* [Written problem]:
Switch "item-word" to "list-word" in the listing lines between the line holding "item-number: 3. bbox=[61, 228, 71, 240]" and the line holding "item-number: 2. bbox=[61, 215, 71, 227]", inclusive, and give only those lines, otherwise unchanged.
** Start **
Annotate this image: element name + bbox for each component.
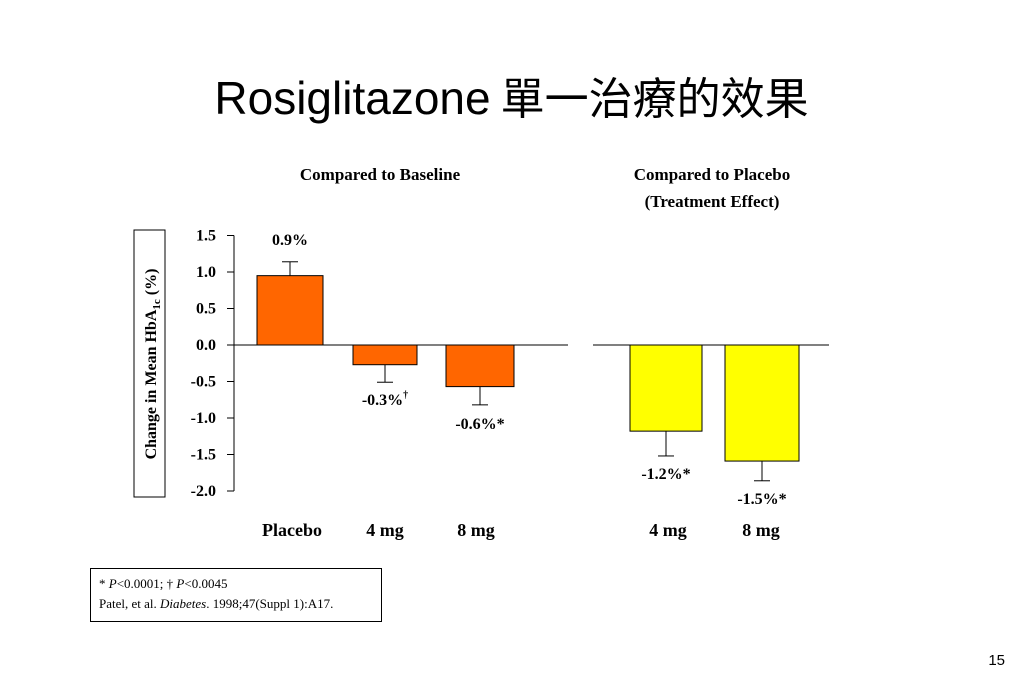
data-label-text: -1.2%* xyxy=(641,466,690,483)
significance-p1-label: P xyxy=(108,576,117,591)
y-axis-label-tail: (%) xyxy=(143,269,160,300)
title-cjk: 單一治療的效果 xyxy=(500,74,809,125)
data-label-text: -0.6%* xyxy=(455,416,504,433)
panel-compared-to-baseline: Compared to Baseline 0.9% Placebo -0.3%† 4 m… xyxy=(234,165,568,540)
data-label-text: 0.9% xyxy=(272,232,308,249)
y-axis-label-box xyxy=(133,229,166,498)
category-label: 8 mg xyxy=(457,520,495,540)
y-axis-label: Change in Mean HbA1c (%) xyxy=(143,269,163,460)
bar xyxy=(256,275,324,346)
bar xyxy=(445,344,515,388)
data-label-superscript: † xyxy=(403,390,408,401)
data-label: -0.3%† xyxy=(362,390,408,409)
page-number: 15 xyxy=(988,652,1005,669)
data-label: 0.9% xyxy=(272,232,308,249)
citation: Patel, et al. Diabetes. 1998;47(Suppl 1)… xyxy=(99,594,381,614)
significance-star: * xyxy=(99,576,106,591)
category-label: Placebo xyxy=(262,520,322,540)
data-label-text: -1.5%* xyxy=(737,491,786,508)
category-label: 8 mg xyxy=(742,520,780,540)
data-label-text: -0.3% xyxy=(362,392,403,409)
title-latin: Rosiglitazone xyxy=(214,72,491,124)
panel-title: Compared to Baseline xyxy=(300,165,461,184)
y-tick-label: -2.0 xyxy=(191,483,216,500)
footnote-box: * P<0.0001; † P<0.0045 Patel, et al. Dia… xyxy=(90,568,382,622)
y-tick-label: -0.5 xyxy=(191,374,216,391)
y-axis: 1.5 1.0 0.5 0.0 -0.5 -1.0 -1.5 -2.0 xyxy=(191,228,235,500)
significance-p2-value: <0.0045 xyxy=(184,576,228,591)
data-label: -1.2%* xyxy=(641,466,690,483)
y-tick-label: -1.0 xyxy=(191,410,216,427)
panel-title: (Treatment Effect) xyxy=(645,192,780,211)
y-tick-label: 0.0 xyxy=(196,337,216,354)
y-axis-label-sub: 1c xyxy=(151,299,163,310)
bar xyxy=(629,344,703,432)
bar xyxy=(352,344,418,366)
panel-title: Compared to Placebo xyxy=(634,165,790,184)
significance-p1-value: <0.0001; † xyxy=(116,576,177,591)
slide-title: Rosiglitazone 單一治療的效果 xyxy=(0,68,1023,130)
significance-p2-label: P xyxy=(176,576,185,591)
y-tick-label: 1.5 xyxy=(196,228,216,245)
y-axis-label-main: Change in Mean HbA xyxy=(143,309,160,459)
panel-compared-to-placebo: Compared to Placebo (Treatment Effect) -1.… xyxy=(593,165,829,540)
y-tick-label: 0.5 xyxy=(196,301,216,318)
category-label: 4 mg xyxy=(649,520,687,540)
data-label: -0.6%* xyxy=(455,416,504,433)
citation-journal: Diabetes xyxy=(160,596,207,611)
significance-note: * P<0.0001; † P<0.0045 xyxy=(99,574,381,594)
y-tick-label: 1.0 xyxy=(196,264,216,281)
citation-prefix: Patel, et al. xyxy=(99,596,161,611)
citation-suffix: . 1998;47(Suppl 1):A17. xyxy=(206,596,334,611)
category-label: 4 mg xyxy=(366,520,404,540)
y-tick-label: -1.5 xyxy=(191,447,216,464)
data-label: -1.5%* xyxy=(737,491,786,508)
bar xyxy=(724,344,800,462)
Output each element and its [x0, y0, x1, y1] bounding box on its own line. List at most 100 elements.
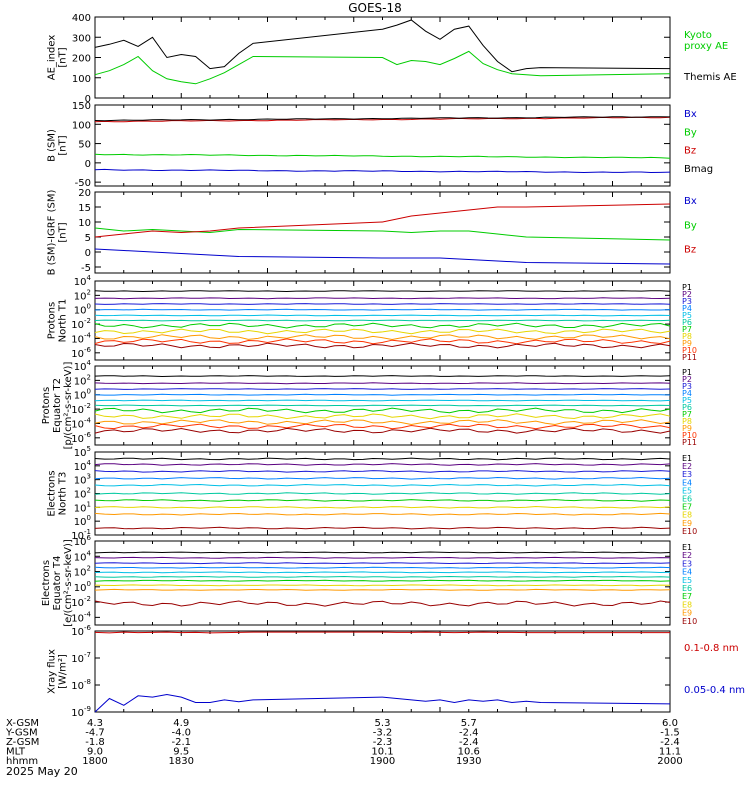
y-tick-label: 50 [78, 140, 91, 151]
y-tick-label: 10-4 [71, 331, 91, 345]
y-tick-label: 10-1 [71, 528, 91, 542]
y-tick-label: 102 [74, 565, 91, 579]
channel-legend-label: P3 [682, 297, 692, 306]
y-tick-label: 400 [72, 13, 91, 24]
channel-legend-label: P1 [682, 283, 692, 292]
footer-value: 9.5 [173, 747, 189, 758]
footer-row-label: Y-GSM [5, 728, 38, 739]
panel-5: Protons Equator T2 [p/(cm²-s-sr-keV)] 10410… [41, 359, 697, 449]
y-tick-label: 150 [72, 101, 91, 112]
footer-value: -2.3 [373, 737, 393, 748]
series-line [94, 153, 671, 159]
channel-trace [94, 575, 671, 578]
orbit-footer: X-GSM 4.3 4.9 5.3 5.7 6.0Y-GSM -4.7 -4.0 -3.2 -2.… [5, 718, 683, 767]
channel-legend-label: P5 [682, 311, 692, 320]
y-tick-label: 100 [74, 580, 91, 594]
footer-date: 2025 May 20 [6, 765, 78, 778]
channel-trace [94, 470, 671, 473]
legend-label: Bmag [684, 164, 713, 175]
channel-legend-label: P3 [682, 382, 692, 391]
channel-legend-label: P11 [682, 353, 697, 362]
y-tick-label: 10-6 [71, 431, 91, 445]
footer-value: 1800 [82, 756, 107, 767]
panel-7: Electrons Equator T4 [e/(cm²-s-sr-keV)] 106… [41, 534, 697, 627]
channel-trace [94, 566, 671, 569]
channel-legend-label: E10 [682, 527, 697, 536]
y-axis-label: B (SM)-IGRF (SM) [47, 190, 58, 276]
footer-value: 2000 [657, 756, 682, 767]
footer-value: 6.0 [662, 718, 678, 729]
y-axis-label: [nT] [58, 222, 69, 242]
footer-row-label: X-GSM [6, 718, 39, 729]
footer-value: -2.4 [660, 737, 680, 748]
channel-legend-label: P8 [682, 417, 692, 426]
y-tick-label: 200 [72, 54, 91, 65]
legend-label: By [684, 127, 697, 138]
channel-legend-label: P2 [682, 375, 692, 384]
y-tick-label: 104 [74, 359, 92, 373]
footer-row-label: hhmm [6, 756, 38, 767]
y-tick-label: 10 [78, 218, 91, 229]
channel-trace [94, 393, 671, 396]
channel-legend-label: P10 [682, 431, 697, 440]
channel-legend-label: P9 [682, 424, 692, 433]
channel-legend-label: E9 [682, 609, 692, 618]
channel-trace [94, 600, 671, 607]
channel-trace [94, 499, 671, 502]
y-tick-label: -5 [81, 263, 91, 274]
channel-legend-label: E2 [682, 551, 692, 560]
footer-value: 4.9 [173, 718, 189, 729]
legend-label: Themis AE [683, 72, 737, 83]
channel-trace [94, 413, 671, 420]
footer-value: -4.7 [85, 728, 105, 739]
y-axis-label: AE_index [47, 35, 58, 81]
panel-2: B (SM) [nT] -50 0 50 100 150 Bx By Bz Bmag [47, 101, 714, 189]
channel-legend-label: E8 [682, 600, 692, 609]
y-tick-label: 104 [74, 549, 92, 563]
footer-value: 11.1 [659, 747, 681, 758]
y-tick-label: 10-2 [71, 317, 91, 331]
footer-value: -1.8 [85, 737, 105, 748]
channel-legend-label: P5 [682, 396, 692, 405]
channel-legend-label: P2 [682, 290, 692, 299]
y-tick-label: 20 [78, 188, 91, 199]
y-axis-label: Equator T2 [52, 378, 63, 433]
channel-trace [94, 375, 671, 378]
channel-trace [94, 338, 671, 345]
y-tick-label: 104 [74, 274, 92, 288]
panel-8: Xray flux [W/m²] 10-6 10-7 10-8 10-9 0.1-0.8 n… [47, 624, 746, 719]
y-tick-label: 102 [74, 487, 91, 501]
y-axis-label: North T1 [58, 299, 69, 343]
channel-trace [94, 308, 671, 311]
channel-trace [94, 571, 671, 574]
y-tick-label: 103 [74, 473, 91, 487]
y-axis-label: Electrons [47, 470, 58, 516]
channel-trace [94, 334, 671, 341]
channel-trace [94, 407, 671, 414]
channel-trace [94, 382, 671, 385]
y-axis-label: [e/(cm²-s-sr-keV)] [63, 539, 74, 627]
y-tick-label: 10-8 [71, 678, 91, 692]
series-line [94, 693, 671, 713]
legend-label: proxy AE [684, 41, 728, 52]
y-tick-label: 100 [72, 74, 91, 85]
series-line [94, 227, 671, 241]
channel-legend-label: E4 [682, 478, 692, 487]
channel-trace [94, 579, 671, 582]
y-tick-label: 300 [72, 33, 91, 44]
channel-trace [94, 303, 671, 305]
footer-value: 4.3 [87, 718, 103, 729]
series-line [94, 248, 671, 265]
channel-legend-label: E7 [682, 503, 692, 512]
channel-trace [94, 342, 671, 349]
footer-value: 5.7 [461, 718, 477, 729]
channel-legend-label: E6 [682, 584, 692, 593]
channel-trace [94, 463, 671, 466]
y-tick-label: 15 [78, 203, 91, 214]
y-tick-label: 10-6 [71, 624, 91, 638]
channel-trace [94, 551, 671, 554]
channel-legend-label: E3 [682, 470, 692, 479]
channel-legend-label: P9 [682, 339, 692, 348]
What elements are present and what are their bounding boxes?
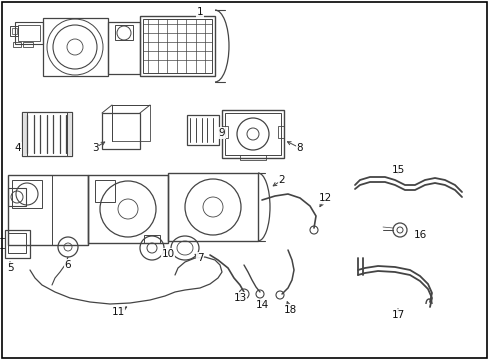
Text: 6: 6 [64,260,71,270]
Text: 2: 2 [278,175,285,185]
Bar [8,233,26,253]
Text: 15: 15 [390,165,404,175]
Bar [222,110,284,158]
Bar [140,16,215,76]
Text: 9: 9 [218,128,225,138]
Bar [108,22,140,74]
Text: 10: 10 [161,249,174,259]
Text: 8: 8 [296,143,303,153]
Text: 16: 16 [412,230,426,240]
Text: 17: 17 [390,310,404,320]
Bar [23,42,33,47]
Bar [95,180,115,202]
Bar [13,42,21,47]
Bar [168,173,258,241]
Text: 12: 12 [318,193,331,203]
Bar [12,180,42,208]
Bar [67,112,72,156]
Bar [222,126,227,138]
Text: 1: 1 [196,7,203,17]
Text: 7: 7 [196,253,203,263]
Bar [22,112,72,156]
Text: 3: 3 [92,143,98,153]
Bar [8,188,26,206]
Bar [8,175,88,245]
Text: 18: 18 [283,305,296,315]
Bar [224,113,281,155]
Bar [102,113,140,149]
Bar [15,22,43,44]
Text: 13: 13 [233,293,246,303]
Bar [5,230,30,258]
Bar [240,155,265,160]
Bar [112,105,150,141]
Text: 4: 4 [15,143,21,153]
Bar [12,28,17,34]
Bar [22,112,27,156]
Bar [88,175,168,243]
Bar [142,19,212,73]
Bar [143,235,160,243]
Bar [115,25,133,40]
Text: 11: 11 [111,307,124,317]
Text: 5: 5 [7,263,13,273]
Bar [278,126,284,138]
Bar [43,18,108,76]
Bar [186,115,219,145]
Text: 14: 14 [255,300,268,310]
Bar [10,26,18,36]
Bar [18,25,40,41]
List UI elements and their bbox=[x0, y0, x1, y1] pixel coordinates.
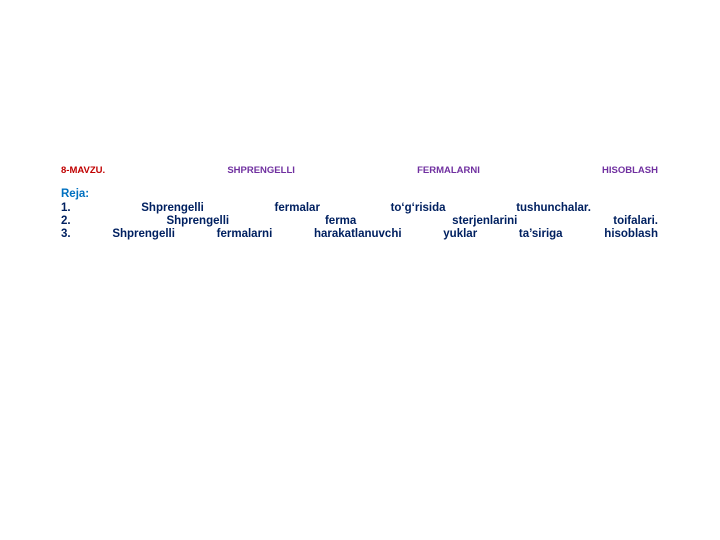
item-number: 3. bbox=[61, 228, 71, 240]
item-word: harakatlanuvchi bbox=[313, 228, 402, 240]
item-word: Shprengelli bbox=[112, 228, 175, 240]
title-word: SHPRENGELLI bbox=[227, 165, 295, 176]
item-number: 2. bbox=[61, 215, 71, 227]
plan-item: 1. Shprengelli fermalar to‘g‘risida tushunch… bbox=[61, 202, 591, 214]
plan-item: 2. Shprengelli ferma sterjenlarini toifalari… bbox=[61, 215, 658, 227]
item-word: fermalar bbox=[274, 202, 320, 214]
item-word: Shprengelli bbox=[141, 202, 204, 214]
item-word: toifalari. bbox=[613, 215, 658, 227]
item-word: sterjenlarini bbox=[452, 215, 518, 227]
plan-label: Reja: bbox=[61, 188, 90, 200]
item-word: ferma bbox=[324, 215, 357, 227]
item-number: 1. bbox=[61, 202, 71, 214]
title-word: FERMALARNI bbox=[417, 165, 480, 176]
slide-title: 8-MAVZU. SHPRENGELLI FERMALARNI HISOBLASH bbox=[61, 165, 658, 176]
item-word: Shprengelli bbox=[166, 215, 230, 227]
title-word: 8-MAVZU. bbox=[61, 165, 106, 176]
title-word: HISOBLASH bbox=[602, 165, 658, 176]
item-word: yuklar bbox=[443, 228, 478, 240]
item-word: to‘g‘risida bbox=[390, 202, 446, 214]
plan-item: 3. Shprengelli fermalarni harakatlanuvchi yu… bbox=[61, 228, 658, 240]
item-word: ta’siriga bbox=[518, 228, 563, 240]
item-word: fermalarni bbox=[216, 228, 273, 240]
item-word: hisoblash bbox=[604, 228, 658, 240]
item-word: tushunchalar. bbox=[516, 202, 591, 214]
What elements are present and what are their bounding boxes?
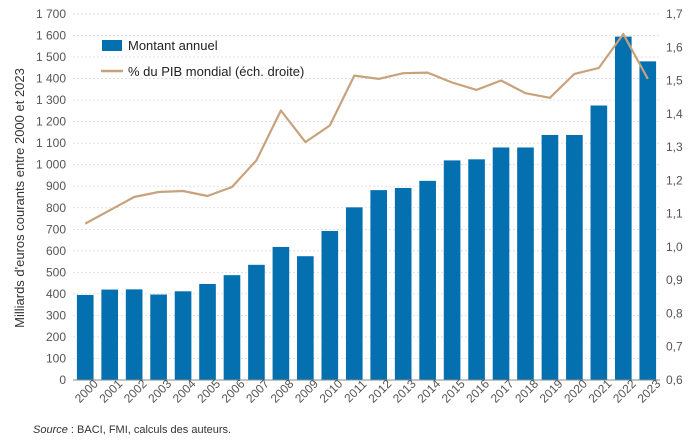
x-tick-label: 2019 <box>537 377 566 406</box>
y2-tick-label: 1,2 <box>666 173 683 187</box>
bar <box>199 283 216 380</box>
bar <box>639 61 657 380</box>
right-axis-ticks: 0,6 0,7 0,8 0,9 1,0 1,1 1,2 1,3 1,4 1,5 1,6 1,7 <box>666 7 683 387</box>
y2-tick-label: 1,7 <box>666 7 683 21</box>
y2-tick-label: 0,6 <box>666 373 683 387</box>
bar <box>566 134 583 380</box>
bar <box>492 147 510 380</box>
x-tick-label: 2007 <box>243 377 272 406</box>
y-tick-label: 700 <box>46 222 66 236</box>
bar <box>297 256 314 380</box>
x-tick-label: 2020 <box>561 377 590 406</box>
y-tick-label: 800 <box>46 201 66 215</box>
gridlines <box>73 13 660 359</box>
legend-label-bar: Montant annuel <box>128 38 218 53</box>
y-tick-label: 200 <box>46 330 66 344</box>
y2-tick-label: 1,5 <box>666 74 683 88</box>
x-tick-label: 2008 <box>268 377 297 406</box>
y-axis-label: Milliards d'euros courants entre 2000 et… <box>12 68 27 328</box>
bar <box>321 231 339 380</box>
source-note: Source : BACI, FMI, calculs des auteurs. <box>33 424 231 436</box>
bar <box>541 134 559 380</box>
bars <box>76 36 657 380</box>
bar <box>248 264 265 380</box>
bar <box>614 36 632 380</box>
bar <box>272 246 290 380</box>
y-tick-label: 400 <box>46 287 66 301</box>
bar <box>468 159 485 380</box>
y-tick-label: 0 <box>59 373 66 387</box>
x-tick-label: 2021 <box>586 377 615 406</box>
x-tick-label: 2017 <box>488 377 517 406</box>
bar <box>443 160 461 380</box>
bar <box>223 275 241 380</box>
x-tick-label: 2011 <box>341 377 369 405</box>
y-tick-label: 1 500 <box>36 50 66 64</box>
bar <box>101 289 119 380</box>
y2-tick-label: 1,0 <box>666 240 683 254</box>
x-tick-label: 2000 <box>72 377 101 406</box>
source-label: Source <box>33 424 68 436</box>
bar <box>76 294 94 380</box>
legend: Montant annuel % du PIB mondial (éch. dr… <box>101 38 304 79</box>
x-axis-ticks: 2000200120022003200420052006200720082009… <box>72 377 664 406</box>
x-tick-label: 2001 <box>96 377 125 406</box>
bar <box>394 187 412 380</box>
x-tick-label: 2023 <box>635 377 664 406</box>
x-tick-label: 2010 <box>317 377 346 406</box>
y-tick-label: 1 400 <box>36 72 66 86</box>
bar <box>419 180 436 380</box>
y2-tick-label: 0,8 <box>666 306 683 320</box>
y-tick-label: 1 700 <box>36 7 66 21</box>
y-tick-label: 100 <box>46 351 66 365</box>
y-tick-label: 900 <box>46 179 66 193</box>
bar <box>370 190 388 380</box>
y-tick-label: 1 600 <box>36 29 66 43</box>
x-tick-label: 2015 <box>439 377 468 406</box>
legend-swatch-bar <box>102 40 122 51</box>
x-tick-label: 2003 <box>145 377 174 406</box>
y-tick-label: 500 <box>46 265 66 279</box>
y2-tick-label: 0,9 <box>666 273 683 287</box>
x-tick-label: 2016 <box>463 377 492 406</box>
x-tick-label: 2013 <box>390 377 419 406</box>
x-tick-label: 2004 <box>170 377 199 406</box>
bar <box>174 291 192 380</box>
y-tick-label: 300 <box>46 308 66 322</box>
y2-tick-label: 1,1 <box>666 207 683 221</box>
x-tick-label: 2018 <box>512 377 541 406</box>
y-tick-label: 1 000 <box>36 158 66 172</box>
y2-tick-label: 1,6 <box>666 40 683 54</box>
x-tick-label: 2012 <box>366 377 395 406</box>
y-tick-label: 1 200 <box>36 115 66 129</box>
y-tick-label: 1 300 <box>36 93 66 107</box>
legend-label-line: % du PIB mondial (éch. droite) <box>128 64 304 79</box>
y2-tick-label: 0,7 <box>666 340 683 354</box>
x-tick-label: 2002 <box>121 377 150 406</box>
bar <box>125 289 143 380</box>
source-text: : BACI, FMI, calculs des auteurs. <box>67 424 232 436</box>
x-tick-label: 2006 <box>219 377 248 406</box>
x-tick-label: 2014 <box>414 377 443 406</box>
bar <box>590 105 608 380</box>
left-axis-ticks: 0 100 200 300 400 500 600 700 800 900 1 000 1 100 1 … <box>36 7 66 387</box>
y-tick-label: 600 <box>46 244 66 258</box>
bar <box>517 147 534 380</box>
series-line <box>84 32 649 225</box>
x-tick-label: 2005 <box>194 377 223 406</box>
x-tick-label: 2009 <box>292 377 321 406</box>
y-tick-label: 1 100 <box>36 136 66 150</box>
y2-tick-label: 1,3 <box>666 140 683 154</box>
bar <box>345 207 363 380</box>
y2-tick-label: 1,4 <box>666 107 683 121</box>
x-tick-label: 2022 <box>610 377 639 406</box>
bar <box>150 294 167 380</box>
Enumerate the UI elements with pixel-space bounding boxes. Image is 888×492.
** End **
* [Result]:
item-number: 3. bbox=[61, 228, 71, 240]
list-word: harakatlanuvchi bbox=[313, 228, 402, 240]
list-word: Shprengelli bbox=[112, 228, 175, 240]
title-word: SHPRENGELLI bbox=[227, 165, 295, 176]
item-number: 2. bbox=[61, 215, 71, 227]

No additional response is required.